Retype the material below. Keep every word exactly as it is.

━━━━━ Data supplied

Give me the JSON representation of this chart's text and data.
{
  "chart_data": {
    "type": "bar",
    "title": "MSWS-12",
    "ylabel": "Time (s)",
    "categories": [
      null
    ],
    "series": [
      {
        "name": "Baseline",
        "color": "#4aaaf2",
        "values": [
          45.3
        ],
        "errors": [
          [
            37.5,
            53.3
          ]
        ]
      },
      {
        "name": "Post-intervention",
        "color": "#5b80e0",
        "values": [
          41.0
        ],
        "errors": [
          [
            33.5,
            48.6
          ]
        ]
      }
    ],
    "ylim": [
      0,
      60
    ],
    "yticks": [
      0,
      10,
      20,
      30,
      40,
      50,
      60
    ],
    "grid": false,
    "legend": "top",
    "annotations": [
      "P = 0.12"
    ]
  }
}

━━━━━━━━━━

* Exercise solution:
Give me the JSON representation of this chart's text and data.
{
  "chart_data": {
    "type": "bar",
    "title": "MSWS-12",
    "ylabel": "Time (s)",
    "categories": [
      null
    ],
    "series": [
      {
        "name": "Baseline",
        "color": "#4aaaf2",
        "values": [
          45.3
        ],
        "errors": [
          [
            37.5,
            53.3
          ]
        ]
      },
      {
        "name": "Post-intervention",
        "color": "#5b80e0",
        "values": [
          41.0
        ],
        "errors": [
          [
            33.5,
            48.6
          ]
        ]
      }
    ],
    "ylim": [
      0,
      60
    ],
    "yticks": [
      0,
      10,
      20,
      30,
      40,
      50,
      60
    ],
    "grid": false,
    "legend": "top",
    "annotations": [
      "P = 0.12"
    ]
  }
}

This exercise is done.